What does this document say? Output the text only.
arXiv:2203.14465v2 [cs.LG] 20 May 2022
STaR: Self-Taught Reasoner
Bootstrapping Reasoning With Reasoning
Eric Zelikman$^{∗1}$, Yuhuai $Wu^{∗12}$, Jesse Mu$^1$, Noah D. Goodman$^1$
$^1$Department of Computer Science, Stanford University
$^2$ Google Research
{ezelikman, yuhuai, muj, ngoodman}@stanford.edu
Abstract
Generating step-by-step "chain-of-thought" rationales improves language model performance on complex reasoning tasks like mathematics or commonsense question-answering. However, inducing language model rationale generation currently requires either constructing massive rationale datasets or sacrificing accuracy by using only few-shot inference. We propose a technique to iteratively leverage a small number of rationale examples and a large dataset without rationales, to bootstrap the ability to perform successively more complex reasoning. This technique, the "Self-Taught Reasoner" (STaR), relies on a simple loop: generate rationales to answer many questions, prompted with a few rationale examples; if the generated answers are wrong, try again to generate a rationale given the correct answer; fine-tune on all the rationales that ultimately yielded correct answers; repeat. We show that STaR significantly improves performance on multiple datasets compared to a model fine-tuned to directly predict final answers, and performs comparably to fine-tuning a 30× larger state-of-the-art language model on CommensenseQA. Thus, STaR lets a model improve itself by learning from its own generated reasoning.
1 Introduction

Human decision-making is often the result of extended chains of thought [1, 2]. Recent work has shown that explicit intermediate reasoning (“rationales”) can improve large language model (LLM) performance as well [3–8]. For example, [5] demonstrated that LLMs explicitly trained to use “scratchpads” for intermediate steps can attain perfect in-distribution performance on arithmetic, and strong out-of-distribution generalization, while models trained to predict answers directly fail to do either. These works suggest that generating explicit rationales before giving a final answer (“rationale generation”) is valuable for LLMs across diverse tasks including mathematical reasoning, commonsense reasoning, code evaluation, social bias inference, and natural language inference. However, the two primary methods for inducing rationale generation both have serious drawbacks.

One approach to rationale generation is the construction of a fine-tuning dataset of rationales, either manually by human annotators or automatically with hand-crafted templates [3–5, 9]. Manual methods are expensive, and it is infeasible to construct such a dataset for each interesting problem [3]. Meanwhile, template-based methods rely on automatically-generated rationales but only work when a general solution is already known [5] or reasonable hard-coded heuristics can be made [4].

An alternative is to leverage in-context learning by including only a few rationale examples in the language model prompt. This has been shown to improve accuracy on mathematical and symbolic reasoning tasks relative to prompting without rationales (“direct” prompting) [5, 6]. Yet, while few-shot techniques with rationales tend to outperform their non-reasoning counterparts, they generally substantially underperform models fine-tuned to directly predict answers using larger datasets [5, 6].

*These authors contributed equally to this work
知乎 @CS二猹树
___
◆ AIM
Make an exact copy of every entry.

◆ COMPLETED TASK
What does this document say? Output the text only.
arXiv:2203.14465v2 [cs.LG] 20 May 2022
STaR: Self-Taught Reasoner
Bootstrapping Reasoning With Reasoning
Eric Zelikman$^{∗1}$, Yuhuai $Wu^{∗12}$, Jesse Mu$^1$, Noah D. Goodman$^1$
$^1$Department of Computer Science, Stanford University
$^2$ Google Research
{ezelikman, yuhuai, muj, ngoodman}@stanford.edu
Abstract
Generating step-by-step "chain-of-thought" rationales improves language model performance on complex reasoning tasks like mathematics or commonsense question-answering. However, inducing language model rationale generation currently requires either constructing massive rationale datasets or sacrificing accuracy by using only few-shot inference. We propose a technique to iteratively leverage a small number of rationale examples and a large dataset without rationales, to bootstrap the ability to perform successively more complex reasoning. This technique, the "Self-Taught Reasoner" (STaR), relies on a simple loop: generate rationales to answer many questions, prompted with a few rationale examples; if the generated answers are wrong, try again to generate a rationale given the correct answer; fine-tune on all the rationales that ultimately yielded correct answers; repeat. We show that STaR significantly improves performance on multiple datasets compared to a model fine-tuned to directly predict final answers, and performs comparably to fine-tuning a 30× larger state-of-the-art language model on CommensenseQA. Thus, STaR lets a model improve itself by learning from its own generated reasoning.
1 Introduction

Human decision-making is often the result of extended chains of thought [1, 2]. Recent work has shown that explicit intermediate reasoning (“rationales”) can improve large language model (LLM) performance as well [3–8]. For example, [5] demonstrated that LLMs explicitly trained to use “scratchpads” for intermediate steps can attain perfect in-distribution performance on arithmetic, and strong out-of-distribution generalization, while models trained to predict answers directly fail to do either. These works suggest that generating explicit rationales before giving a final answer (“rationale generation”) is valuable for LLMs across diverse tasks including mathematical reasoning, commonsense reasoning, code evaluation, social bias inference, and natural language inference. However, the two primary methods for inducing rationale generation both have serious drawbacks.

One approach to rationale generation is the construction of a fine-tuning dataset of rationales, either manually by human annotators or automatically with hand-crafted templates [3–5, 9]. Manual methods are expensive, and it is infeasible to construct such a dataset for each interesting problem [3]. Meanwhile, template-based methods rely on automatically-generated rationales but only work when a general solution is already known [5] or reasonable hard-coded heuristics can be made [4].

An alternative is to leverage in-context learning by including only a few rationale examples in the language model prompt. This has been shown to improve accuracy on mathematical and symbolic reasoning tasks relative to prompting without rationales (“direct” prompting) [5, 6]. Yet, while few-shot techniques with rationales tend to outperform their non-reasoning counterparts, they generally substantially underperform models fine-tuned to directly predict answers using larger datasets [5, 6].

*These authors contributed equally to this work
知乎 @CS二猹树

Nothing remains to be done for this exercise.